- [WHAT THIS TASK INVOLVES]:
Only the pictures are to be left out; set down the rest of the records exactly.

- [DATA LISTING]:
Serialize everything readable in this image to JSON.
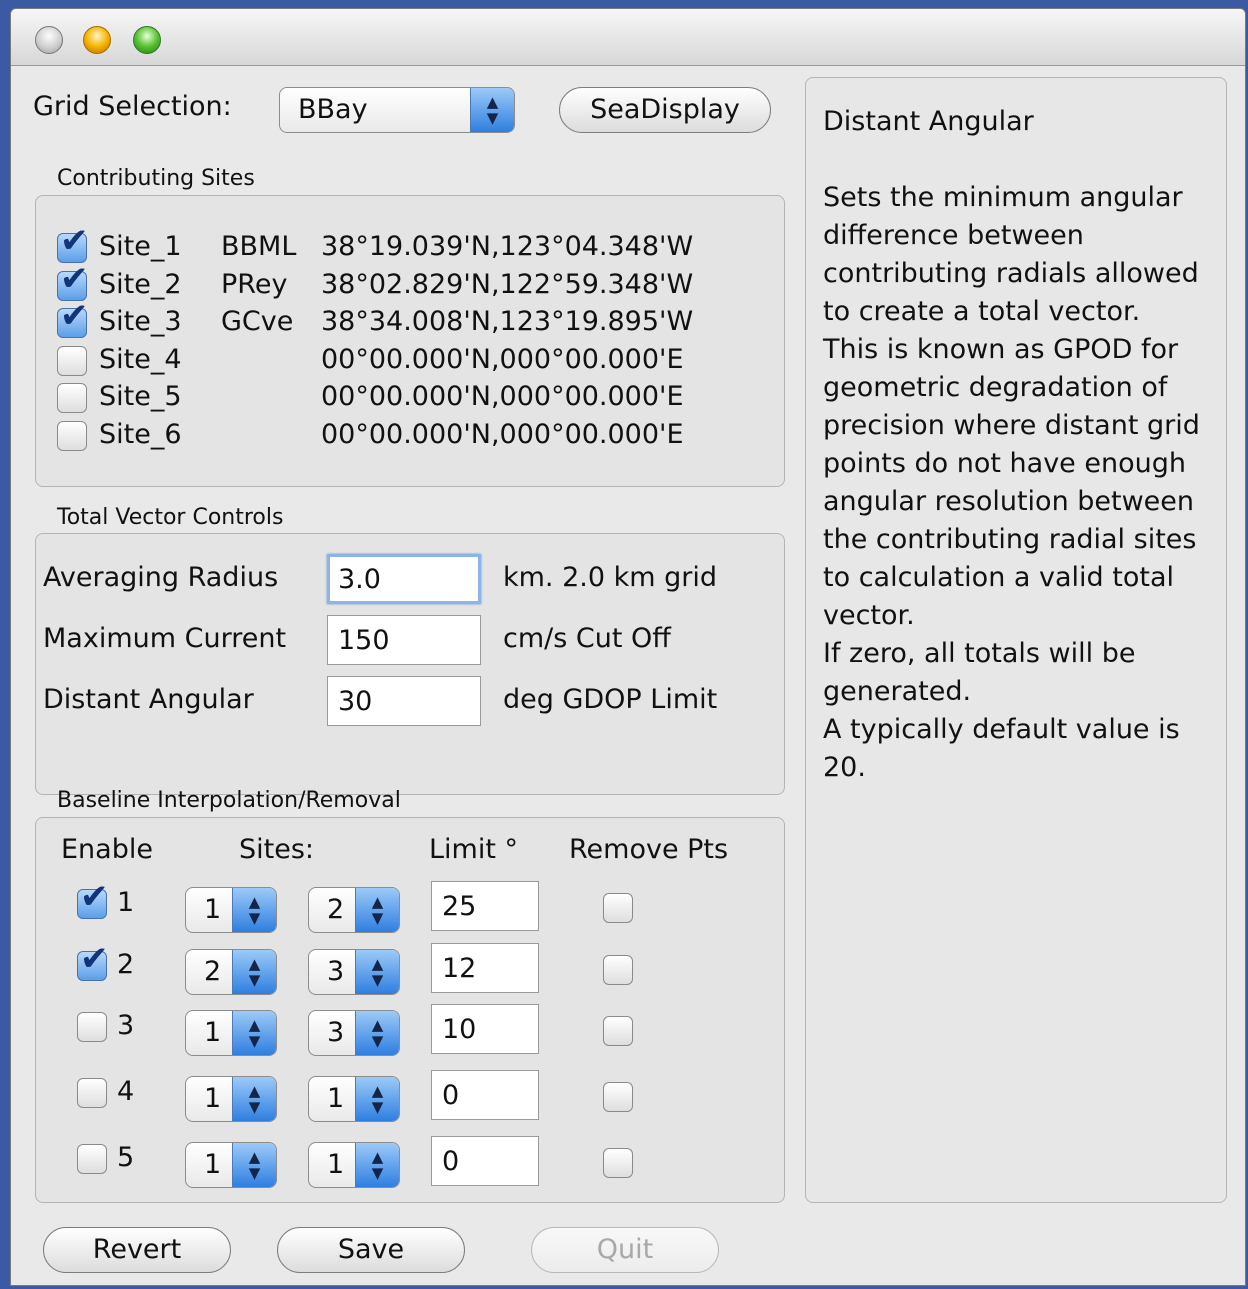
{
  "window": {
    "title": ""
  },
  "grid": {
    "label": "Grid Selection:",
    "value": "BBay",
    "sea_display_label": "SeaDisplay"
  },
  "contributing": {
    "title": "Contributing Sites",
    "sites": [
      {
        "checked": true,
        "name": "Site_1",
        "code": "BBML",
        "coords": "38°19.039'N,123°04.348'W"
      },
      {
        "checked": true,
        "name": "Site_2",
        "code": "PRey",
        "coords": "38°02.829'N,122°59.348'W"
      },
      {
        "checked": true,
        "name": "Site_3",
        "code": "GCve",
        "coords": "38°34.008'N,123°19.895'W"
      },
      {
        "checked": false,
        "name": "Site_4",
        "code": "",
        "coords": "00°00.000'N,000°00.000'E"
      },
      {
        "checked": false,
        "name": "Site_5",
        "code": "",
        "coords": "00°00.000'N,000°00.000'E"
      },
      {
        "checked": false,
        "name": "Site_6",
        "code": "",
        "coords": "00°00.000'N,000°00.000'E"
      }
    ]
  },
  "total_vector": {
    "title": "Total Vector Controls",
    "rows": [
      {
        "label": "Averaging Radius",
        "value": "3.0",
        "unit": "km. 2.0 km grid"
      },
      {
        "label": "Maximum Current",
        "value": "150",
        "unit": "cm/s Cut Off"
      },
      {
        "label": "Distant Angular",
        "value": "30",
        "unit": "deg GDOP Limit"
      }
    ]
  },
  "baseline": {
    "title": "Baseline Interpolation/Removal",
    "headers": {
      "enable": "Enable",
      "sites": "Sites:",
      "limit": "Limit °",
      "remove": "Remove Pts"
    },
    "rows": [
      {
        "enabled": true,
        "num": "1",
        "site_a": "1",
        "site_b": "2",
        "limit": "25",
        "remove": false
      },
      {
        "enabled": true,
        "num": "2",
        "site_a": "2",
        "site_b": "3",
        "limit": "12",
        "remove": false
      },
      {
        "enabled": false,
        "num": "3",
        "site_a": "1",
        "site_b": "3",
        "limit": "10",
        "remove": false
      },
      {
        "enabled": false,
        "num": "4",
        "site_a": "1",
        "site_b": "1",
        "limit": "0",
        "remove": false
      },
      {
        "enabled": false,
        "num": "5",
        "site_a": "1",
        "site_b": "1",
        "limit": "0",
        "remove": false
      }
    ]
  },
  "help": {
    "title": "Distant Angular",
    "paragraphs": [
      "Sets the minimum angular difference between contributing radials allowed to create a total vector.",
      "This is known as GPOD for geometric degradation of precision where distant grid points do not have enough angular resolution between the contributing radial sites to calculation a valid total vector.",
      "If zero, all totals will be generated.",
      "A typically default value is 20."
    ]
  },
  "buttons": {
    "revert": "Revert",
    "save": "Save",
    "quit": "Quit"
  }
}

- [TASK RESPONSE]:
Serialize everything readable in this image to JSON.
{
  "window": {
    "title": ""
  },
  "grid": {
    "label": "Grid Selection:",
    "value": "BBay",
    "sea_display_label": "SeaDisplay"
  },
  "contributing": {
    "title": "Contributing Sites",
    "sites": [
      {
        "checked": true,
        "name": "Site_1",
        "code": "BBML",
        "coords": "38°19.039'N,123°04.348'W"
      },
      {
        "checked": true,
        "name": "Site_2",
        "code": "PRey",
        "coords": "38°02.829'N,122°59.348'W"
      },
      {
        "checked": true,
        "name": "Site_3",
        "code": "GCve",
        "coords": "38°34.008'N,123°19.895'W"
      },
      {
        "checked": false,
        "name": "Site_4",
        "code": "",
        "coords": "00°00.000'N,000°00.000'E"
      },
      {
        "checked": false,
        "name": "Site_5",
        "code": "",
        "coords": "00°00.000'N,000°00.000'E"
      },
      {
        "checked": false,
        "name": "Site_6",
        "code": "",
        "coords": "00°00.000'N,000°00.000'E"
      }
    ]
  },
  "total_vector": {
    "title": "Total Vector Controls",
    "rows": [
      {
        "label": "Averaging Radius",
        "value": "3.0",
        "unit": "km. 2.0 km grid"
      },
      {
        "label": "Maximum Current",
        "value": "150",
        "unit": "cm/s Cut Off"
      },
      {
        "label": "Distant Angular",
        "value": "30",
        "unit": "deg GDOP Limit"
      }
    ]
  },
  "baseline": {
    "title": "Baseline Interpolation/Removal",
    "headers": {
      "enable": "Enable",
      "sites": "Sites:",
      "limit": "Limit °",
      "remove": "Remove Pts"
    },
    "rows": [
      {
        "enabled": true,
        "num": "1",
        "site_a": "1",
        "site_b": "2",
        "limit": "25",
        "remove": false
      },
      {
        "enabled": true,
        "num": "2",
        "site_a": "2",
        "site_b": "3",
        "limit": "12",
        "remove": false
      },
      {
        "enabled": false,
        "num": "3",
        "site_a": "1",
        "site_b": "3",
        "limit": "10",
        "remove": false
      },
      {
        "enabled": false,
        "num": "4",
        "site_a": "1",
        "site_b": "1",
        "limit": "0",
        "remove": false
      },
      {
        "enabled": false,
        "num": "5",
        "site_a": "1",
        "site_b": "1",
        "limit": "0",
        "remove": false
      }
    ]
  },
  "help": {
    "title": "Distant Angular",
    "paragraphs": [
      "Sets the minimum angular difference between contributing radials allowed to create a total vector.",
      "This is known as GPOD for geometric degradation of precision where distant grid points do not have enough angular resolution between the contributing radial sites to calculation a valid total vector.",
      "If zero, all totals will be generated.",
      "A typically default value is 20."
    ]
  },
  "buttons": {
    "revert": "Revert",
    "save": "Save",
    "quit": "Quit"
  }
}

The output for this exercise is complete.